## What to work on
Return all entries precisely as they stand, without the images.

******

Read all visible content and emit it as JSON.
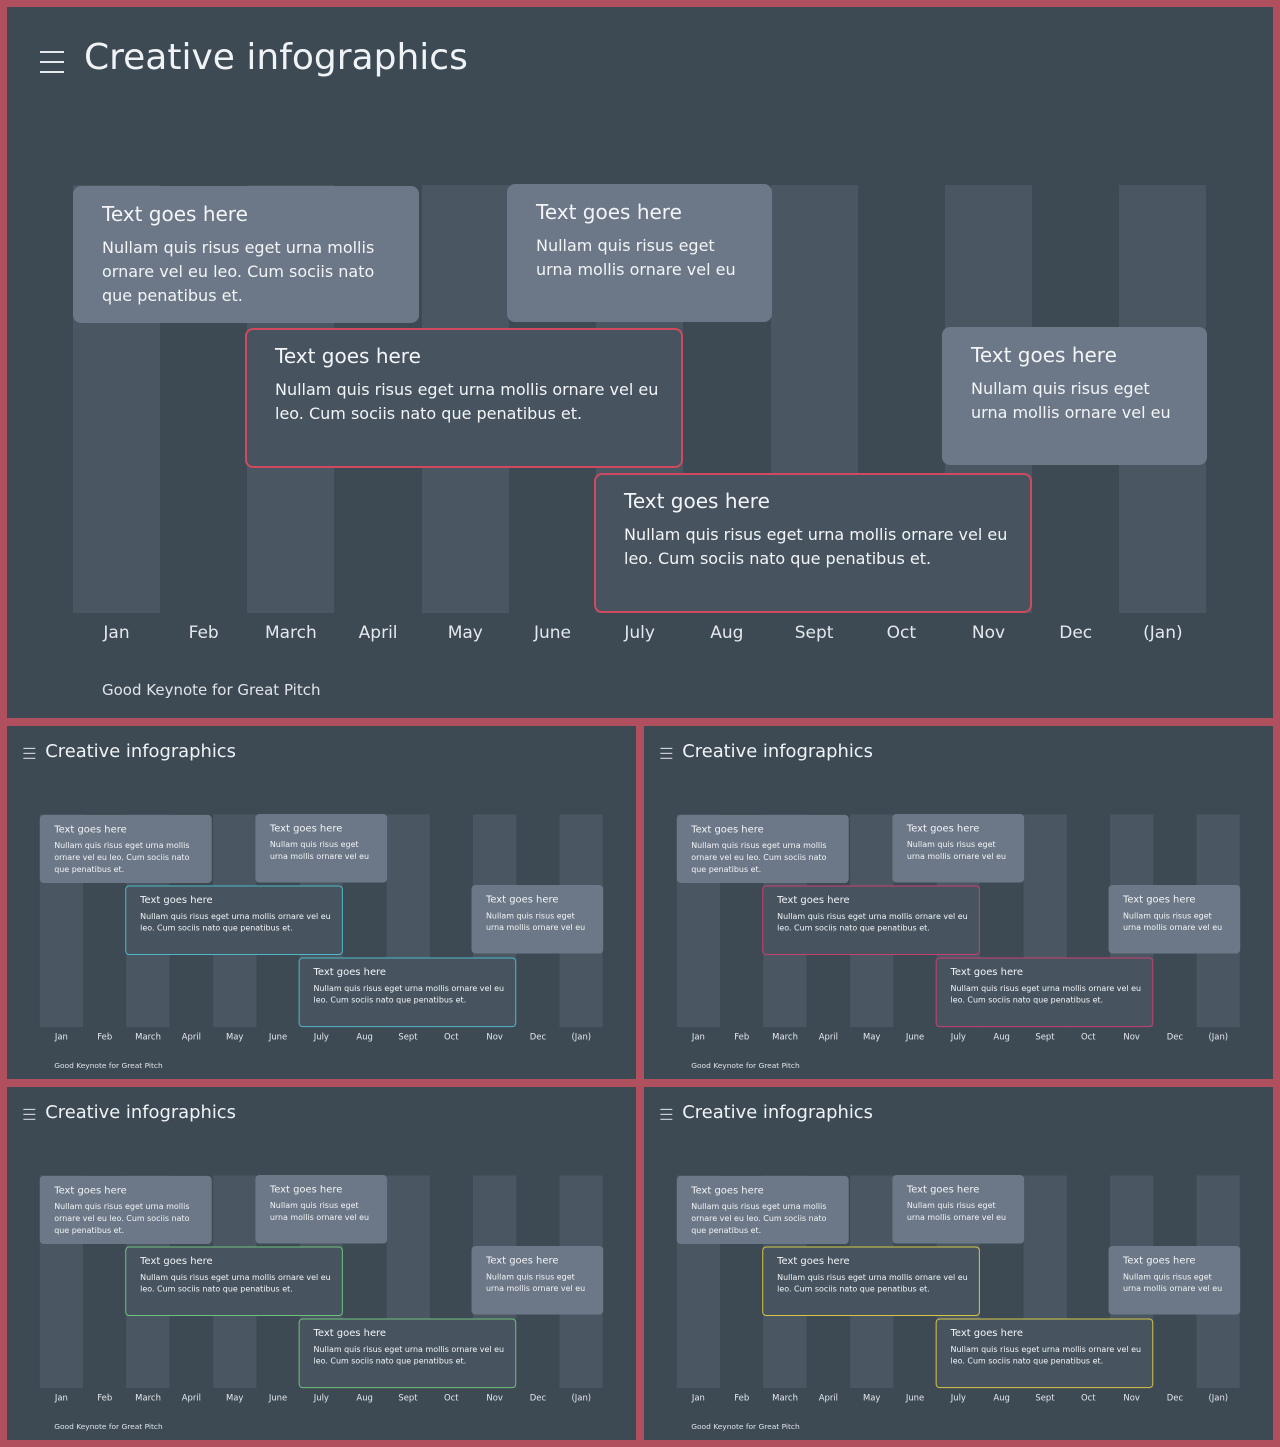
{
  "slides": [
    {
      "title": "Creative infographics",
      "accent": "#cf4a5e",
      "footer": "Good Keynote for Great Pitch",
      "months": [
        "Jan",
        "Feb",
        "March",
        "April",
        "May",
        "June",
        "July",
        "Aug",
        "Sept",
        "Oct",
        "Nov",
        "Dec",
        "(Jan)"
      ],
      "cards": [
        {
          "title": "Text goes here",
          "body": "Nullam quis risus eget urna mollis ornare vel eu leo. Cum sociis nato que penatibus et."
        },
        {
          "title": "Text goes here",
          "body": "Nullam quis risus eget urna mollis ornare vel eu"
        },
        {
          "title": "Text goes here",
          "body": "Nullam quis risus eget urna mollis ornare vel eu leo. Cum sociis nato que penatibus et."
        },
        {
          "title": "Text goes here",
          "body": "Nullam quis risus eget urna mollis ornare vel eu"
        },
        {
          "title": "Text goes here",
          "body": "Nullam quis risus eget urna mollis ornare vel eu leo. Cum sociis nato que penatibus et."
        }
      ]
    },
    {
      "title": "Creative infographics",
      "accent": "#4fb8c6",
      "footer": "Good Keynote for Great Pitch",
      "months": [
        "Jan",
        "Feb",
        "March",
        "April",
        "May",
        "June",
        "July",
        "Aug",
        "Sept",
        "Oct",
        "Nov",
        "Dec",
        "(Jan)"
      ],
      "cards": [
        {
          "title": "Text goes here",
          "body": "Nullam quis risus eget urna mollis ornare vel eu leo. Cum sociis nato que penatibus et."
        },
        {
          "title": "Text goes here",
          "body": "Nullam quis risus eget urna mollis ornare vel eu"
        },
        {
          "title": "Text goes here",
          "body": "Nullam quis risus eget urna mollis ornare vel eu leo. Cum sociis nato que penatibus et."
        },
        {
          "title": "Text goes here",
          "body": "Nullam quis risus eget urna mollis ornare vel eu"
        },
        {
          "title": "Text goes here",
          "body": "Nullam quis risus eget urna mollis ornare vel eu leo. Cum sociis nato que penatibus et."
        }
      ]
    },
    {
      "title": "Creative infographics",
      "accent": "#c9406f",
      "footer": "Good Keynote for Great Pitch",
      "months": [
        "Jan",
        "Feb",
        "March",
        "April",
        "May",
        "June",
        "July",
        "Aug",
        "Sept",
        "Oct",
        "Nov",
        "Dec",
        "(Jan)"
      ],
      "cards": [
        {
          "title": "Text goes here",
          "body": "Nullam quis risus eget urna mollis ornare vel eu leo. Cum sociis nato que penatibus et."
        },
        {
          "title": "Text goes here",
          "body": "Nullam quis risus eget urna mollis ornare vel eu"
        },
        {
          "title": "Text goes here",
          "body": "Nullam quis risus eget urna mollis ornare vel eu leo. Cum sociis nato que penatibus et."
        },
        {
          "title": "Text goes here",
          "body": "Nullam quis risus eget urna mollis ornare vel eu"
        },
        {
          "title": "Text goes here",
          "body": "Nullam quis risus eget urna mollis ornare vel eu leo. Cum sociis nato que penatibus et."
        }
      ]
    },
    {
      "title": "Creative infographics",
      "accent": "#6cc27a",
      "footer": "Good Keynote for Great Pitch",
      "months": [
        "Jan",
        "Feb",
        "March",
        "April",
        "May",
        "June",
        "July",
        "Aug",
        "Sept",
        "Oct",
        "Nov",
        "Dec",
        "(Jan)"
      ],
      "cards": [
        {
          "title": "Text goes here",
          "body": "Nullam quis risus eget urna mollis ornare vel eu leo. Cum sociis nato que penatibus et."
        },
        {
          "title": "Text goes here",
          "body": "Nullam quis risus eget urna mollis ornare vel eu"
        },
        {
          "title": "Text goes here",
          "body": "Nullam quis risus eget urna mollis ornare vel eu leo. Cum sociis nato que penatibus et."
        },
        {
          "title": "Text goes here",
          "body": "Nullam quis risus eget urna mollis ornare vel eu"
        },
        {
          "title": "Text goes here",
          "body": "Nullam quis risus eget urna mollis ornare vel eu leo. Cum sociis nato que penatibus et."
        }
      ]
    },
    {
      "title": "Creative infographics",
      "accent": "#d6c646",
      "footer": "Good Keynote for Great Pitch",
      "months": [
        "Jan",
        "Feb",
        "March",
        "April",
        "May",
        "June",
        "July",
        "Aug",
        "Sept",
        "Oct",
        "Nov",
        "Dec",
        "(Jan)"
      ],
      "cards": [
        {
          "title": "Text goes here",
          "body": "Nullam quis risus eget urna mollis ornare vel eu leo. Cum sociis nato que penatibus et."
        },
        {
          "title": "Text goes here",
          "body": "Nullam quis risus eget urna mollis ornare vel eu"
        },
        {
          "title": "Text goes here",
          "body": "Nullam quis risus eget urna mollis ornare vel eu leo. Cum sociis nato que penatibus et."
        },
        {
          "title": "Text goes here",
          "body": "Nullam quis risus eget urna mollis ornare vel eu"
        },
        {
          "title": "Text goes here",
          "body": "Nullam quis risus eget urna mollis ornare vel eu leo. Cum sociis nato que penatibus et."
        }
      ]
    }
  ]
}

******

## Finished task
Read all visible content and emit it as JSON.
{
  "slides": [
    {
      "title": "Creative infographics",
      "accent": "#cf4a5e",
      "footer": "Good Keynote for Great Pitch",
      "months": [
        "Jan",
        "Feb",
        "March",
        "April",
        "May",
        "June",
        "July",
        "Aug",
        "Sept",
        "Oct",
        "Nov",
        "Dec",
        "(Jan)"
      ],
      "cards": [
        {
          "title": "Text goes here",
          "body": "Nullam quis risus eget urna mollis ornare vel eu leo. Cum sociis nato que penatibus et."
        },
        {
          "title": "Text goes here",
          "body": "Nullam quis risus eget urna mollis ornare vel eu"
        },
        {
          "title": "Text goes here",
          "body": "Nullam quis risus eget urna mollis ornare vel eu leo. Cum sociis nato que penatibus et."
        },
        {
          "title": "Text goes here",
          "body": "Nullam quis risus eget urna mollis ornare vel eu"
        },
        {
          "title": "Text goes here",
          "body": "Nullam quis risus eget urna mollis ornare vel eu leo. Cum sociis nato que penatibus et."
        }
      ]
    },
    {
      "title": "Creative infographics",
      "accent": "#4fb8c6",
      "footer": "Good Keynote for Great Pitch",
      "months": [
        "Jan",
        "Feb",
        "March",
        "April",
        "May",
        "June",
        "July",
        "Aug",
        "Sept",
        "Oct",
        "Nov",
        "Dec",
        "(Jan)"
      ],
      "cards": [
        {
          "title": "Text goes here",
          "body": "Nullam quis risus eget urna mollis ornare vel eu leo. Cum sociis nato que penatibus et."
        },
        {
          "title": "Text goes here",
          "body": "Nullam quis risus eget urna mollis ornare vel eu"
        },
        {
          "title": "Text goes here",
          "body": "Nullam quis risus eget urna mollis ornare vel eu leo. Cum sociis nato que penatibus et."
        },
        {
          "title": "Text goes here",
          "body": "Nullam quis risus eget urna mollis ornare vel eu"
        },
        {
          "title": "Text goes here",
          "body": "Nullam quis risus eget urna mollis ornare vel eu leo. Cum sociis nato que penatibus et."
        }
      ]
    },
    {
      "title": "Creative infographics",
      "accent": "#c9406f",
      "footer": "Good Keynote for Great Pitch",
      "months": [
        "Jan",
        "Feb",
        "March",
        "April",
        "May",
        "June",
        "July",
        "Aug",
        "Sept",
        "Oct",
        "Nov",
        "Dec",
        "(Jan)"
      ],
      "cards": [
        {
          "title": "Text goes here",
          "body": "Nullam quis risus eget urna mollis ornare vel eu leo. Cum sociis nato que penatibus et."
        },
        {
          "title": "Text goes here",
          "body": "Nullam quis risus eget urna mollis ornare vel eu"
        },
        {
          "title": "Text goes here",
          "body": "Nullam quis risus eget urna mollis ornare vel eu leo. Cum sociis nato que penatibus et."
        },
        {
          "title": "Text goes here",
          "body": "Nullam quis risus eget urna mollis ornare vel eu"
        },
        {
          "title": "Text goes here",
          "body": "Nullam quis risus eget urna mollis ornare vel eu leo. Cum sociis nato que penatibus et."
        }
      ]
    },
    {
      "title": "Creative infographics",
      "accent": "#6cc27a",
      "footer": "Good Keynote for Great Pitch",
      "months": [
        "Jan",
        "Feb",
        "March",
        "April",
        "May",
        "June",
        "July",
        "Aug",
        "Sept",
        "Oct",
        "Nov",
        "Dec",
        "(Jan)"
      ],
      "cards": [
        {
          "title": "Text goes here",
          "body": "Nullam quis risus eget urna mollis ornare vel eu leo. Cum sociis nato que penatibus et."
        },
        {
          "title": "Text goes here",
          "body": "Nullam quis risus eget urna mollis ornare vel eu"
        },
        {
          "title": "Text goes here",
          "body": "Nullam quis risus eget urna mollis ornare vel eu leo. Cum sociis nato que penatibus et."
        },
        {
          "title": "Text goes here",
          "body": "Nullam quis risus eget urna mollis ornare vel eu"
        },
        {
          "title": "Text goes here",
          "body": "Nullam quis risus eget urna mollis ornare vel eu leo. Cum sociis nato que penatibus et."
        }
      ]
    },
    {
      "title": "Creative infographics",
      "accent": "#d6c646",
      "footer": "Good Keynote for Great Pitch",
      "months": [
        "Jan",
        "Feb",
        "March",
        "April",
        "May",
        "June",
        "July",
        "Aug",
        "Sept",
        "Oct",
        "Nov",
        "Dec",
        "(Jan)"
      ],
      "cards": [
        {
          "title": "Text goes here",
          "body": "Nullam quis risus eget urna mollis ornare vel eu leo. Cum sociis nato que penatibus et."
        },
        {
          "title": "Text goes here",
          "body": "Nullam quis risus eget urna mollis ornare vel eu"
        },
        {
          "title": "Text goes here",
          "body": "Nullam quis risus eget urna mollis ornare vel eu leo. Cum sociis nato que penatibus et."
        },
        {
          "title": "Text goes here",
          "body": "Nullam quis risus eget urna mollis ornare vel eu"
        },
        {
          "title": "Text goes here",
          "body": "Nullam quis risus eget urna mollis ornare vel eu leo. Cum sociis nato que penatibus et."
        }
      ]
    }
  ]
}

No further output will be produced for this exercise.